[Dataset items]
==============================
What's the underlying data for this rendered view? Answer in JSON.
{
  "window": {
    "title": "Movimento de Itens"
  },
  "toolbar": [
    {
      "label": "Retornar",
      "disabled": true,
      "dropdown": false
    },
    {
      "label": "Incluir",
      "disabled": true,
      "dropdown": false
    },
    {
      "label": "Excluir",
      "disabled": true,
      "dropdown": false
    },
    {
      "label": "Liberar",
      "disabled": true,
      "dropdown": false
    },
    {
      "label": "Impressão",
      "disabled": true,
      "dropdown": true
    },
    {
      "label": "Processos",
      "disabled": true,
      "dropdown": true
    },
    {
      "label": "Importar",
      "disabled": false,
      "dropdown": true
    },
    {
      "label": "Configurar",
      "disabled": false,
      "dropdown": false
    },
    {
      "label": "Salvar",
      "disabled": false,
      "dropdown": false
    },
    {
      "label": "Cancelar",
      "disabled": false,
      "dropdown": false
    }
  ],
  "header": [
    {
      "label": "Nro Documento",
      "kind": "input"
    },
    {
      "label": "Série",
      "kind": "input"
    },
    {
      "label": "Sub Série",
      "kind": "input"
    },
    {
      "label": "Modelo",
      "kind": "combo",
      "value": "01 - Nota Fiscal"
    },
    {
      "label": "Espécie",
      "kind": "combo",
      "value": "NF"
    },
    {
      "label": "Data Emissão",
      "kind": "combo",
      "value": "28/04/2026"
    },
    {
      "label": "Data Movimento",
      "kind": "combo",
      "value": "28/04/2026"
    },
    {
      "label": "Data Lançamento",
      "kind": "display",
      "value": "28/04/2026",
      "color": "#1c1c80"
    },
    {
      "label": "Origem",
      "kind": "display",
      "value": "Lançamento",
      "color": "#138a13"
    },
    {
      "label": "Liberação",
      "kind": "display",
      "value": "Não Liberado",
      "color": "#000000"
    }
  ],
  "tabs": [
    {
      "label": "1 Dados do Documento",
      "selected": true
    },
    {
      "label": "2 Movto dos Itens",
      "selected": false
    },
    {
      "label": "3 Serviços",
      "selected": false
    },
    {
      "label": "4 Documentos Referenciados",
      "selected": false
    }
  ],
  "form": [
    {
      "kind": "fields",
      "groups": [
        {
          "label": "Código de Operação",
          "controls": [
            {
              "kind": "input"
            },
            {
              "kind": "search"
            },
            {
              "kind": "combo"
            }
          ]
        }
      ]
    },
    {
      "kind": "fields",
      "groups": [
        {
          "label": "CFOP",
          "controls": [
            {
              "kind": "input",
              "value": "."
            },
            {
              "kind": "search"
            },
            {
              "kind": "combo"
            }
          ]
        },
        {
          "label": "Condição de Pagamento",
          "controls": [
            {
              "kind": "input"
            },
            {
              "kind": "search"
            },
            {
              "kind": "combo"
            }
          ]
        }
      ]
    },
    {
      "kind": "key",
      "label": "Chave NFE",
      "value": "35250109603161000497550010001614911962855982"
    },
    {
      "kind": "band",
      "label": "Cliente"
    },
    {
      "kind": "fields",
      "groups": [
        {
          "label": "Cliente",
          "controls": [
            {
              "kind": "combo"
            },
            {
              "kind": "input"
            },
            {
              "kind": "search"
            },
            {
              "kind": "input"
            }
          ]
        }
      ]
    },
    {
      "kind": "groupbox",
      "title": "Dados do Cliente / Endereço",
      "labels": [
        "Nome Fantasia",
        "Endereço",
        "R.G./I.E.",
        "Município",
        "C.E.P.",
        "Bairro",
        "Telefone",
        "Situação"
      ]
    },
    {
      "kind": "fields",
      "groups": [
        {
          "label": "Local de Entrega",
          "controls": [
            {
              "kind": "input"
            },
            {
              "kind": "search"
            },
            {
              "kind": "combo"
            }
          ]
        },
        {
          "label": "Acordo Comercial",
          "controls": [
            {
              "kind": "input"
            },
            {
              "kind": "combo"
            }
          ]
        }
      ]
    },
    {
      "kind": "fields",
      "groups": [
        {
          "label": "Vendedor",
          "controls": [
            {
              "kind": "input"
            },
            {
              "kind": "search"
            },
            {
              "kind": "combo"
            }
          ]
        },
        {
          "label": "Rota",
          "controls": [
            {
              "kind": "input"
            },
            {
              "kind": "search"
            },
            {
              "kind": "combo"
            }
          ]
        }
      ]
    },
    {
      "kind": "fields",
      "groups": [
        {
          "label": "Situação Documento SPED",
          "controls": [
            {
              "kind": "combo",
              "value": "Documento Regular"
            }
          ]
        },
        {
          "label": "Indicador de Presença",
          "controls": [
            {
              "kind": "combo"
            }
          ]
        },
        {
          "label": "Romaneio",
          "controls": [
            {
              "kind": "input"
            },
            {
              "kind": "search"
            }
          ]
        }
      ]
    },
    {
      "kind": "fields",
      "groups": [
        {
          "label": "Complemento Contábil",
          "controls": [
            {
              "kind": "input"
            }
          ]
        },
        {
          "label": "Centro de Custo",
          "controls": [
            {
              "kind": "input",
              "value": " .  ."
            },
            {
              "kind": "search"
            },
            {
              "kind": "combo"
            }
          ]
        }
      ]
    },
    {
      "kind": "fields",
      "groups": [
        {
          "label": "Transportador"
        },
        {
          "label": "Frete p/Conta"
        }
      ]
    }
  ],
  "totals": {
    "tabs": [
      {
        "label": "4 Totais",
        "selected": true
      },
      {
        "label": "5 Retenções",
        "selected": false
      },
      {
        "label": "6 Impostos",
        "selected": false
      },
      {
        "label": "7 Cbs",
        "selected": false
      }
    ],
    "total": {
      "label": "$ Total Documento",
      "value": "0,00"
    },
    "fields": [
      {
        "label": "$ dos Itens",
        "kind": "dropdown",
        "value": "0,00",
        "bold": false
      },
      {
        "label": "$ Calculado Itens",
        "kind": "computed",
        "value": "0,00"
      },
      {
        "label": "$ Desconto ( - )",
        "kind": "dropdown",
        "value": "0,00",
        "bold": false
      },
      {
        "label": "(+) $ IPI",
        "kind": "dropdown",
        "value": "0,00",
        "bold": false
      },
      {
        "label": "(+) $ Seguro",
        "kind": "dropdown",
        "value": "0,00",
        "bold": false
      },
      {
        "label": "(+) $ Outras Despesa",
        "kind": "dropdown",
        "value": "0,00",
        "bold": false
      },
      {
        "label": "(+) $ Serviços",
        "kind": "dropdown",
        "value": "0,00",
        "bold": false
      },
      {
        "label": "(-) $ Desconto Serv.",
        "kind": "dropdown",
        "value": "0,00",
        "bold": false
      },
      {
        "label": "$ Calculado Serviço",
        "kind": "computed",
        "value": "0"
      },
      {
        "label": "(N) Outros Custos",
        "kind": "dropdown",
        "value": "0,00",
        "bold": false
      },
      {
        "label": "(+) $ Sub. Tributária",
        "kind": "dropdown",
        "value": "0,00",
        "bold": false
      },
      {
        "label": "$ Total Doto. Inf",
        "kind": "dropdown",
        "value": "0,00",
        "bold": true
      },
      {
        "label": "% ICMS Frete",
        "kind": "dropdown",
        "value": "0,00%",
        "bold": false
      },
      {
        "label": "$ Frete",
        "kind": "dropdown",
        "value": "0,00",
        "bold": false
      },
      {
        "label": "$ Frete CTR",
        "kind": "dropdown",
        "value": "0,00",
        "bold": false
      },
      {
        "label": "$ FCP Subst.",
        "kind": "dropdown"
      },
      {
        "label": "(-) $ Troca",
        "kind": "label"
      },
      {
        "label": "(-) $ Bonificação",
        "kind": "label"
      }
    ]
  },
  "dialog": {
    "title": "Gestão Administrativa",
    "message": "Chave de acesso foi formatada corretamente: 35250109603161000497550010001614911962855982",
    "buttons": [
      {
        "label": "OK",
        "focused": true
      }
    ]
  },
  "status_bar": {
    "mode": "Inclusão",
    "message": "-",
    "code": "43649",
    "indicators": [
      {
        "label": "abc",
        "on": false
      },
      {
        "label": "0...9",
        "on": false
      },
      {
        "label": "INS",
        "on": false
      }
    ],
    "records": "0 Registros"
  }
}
==============================
* Problem details *
Find the word "title" in the data and show each line that holds it.

* Result for this exercise *
    "title": "Movimento de Itens"
      "title": "Dados do Cliente / Endereço",
    "title": "Gestão Administrativa",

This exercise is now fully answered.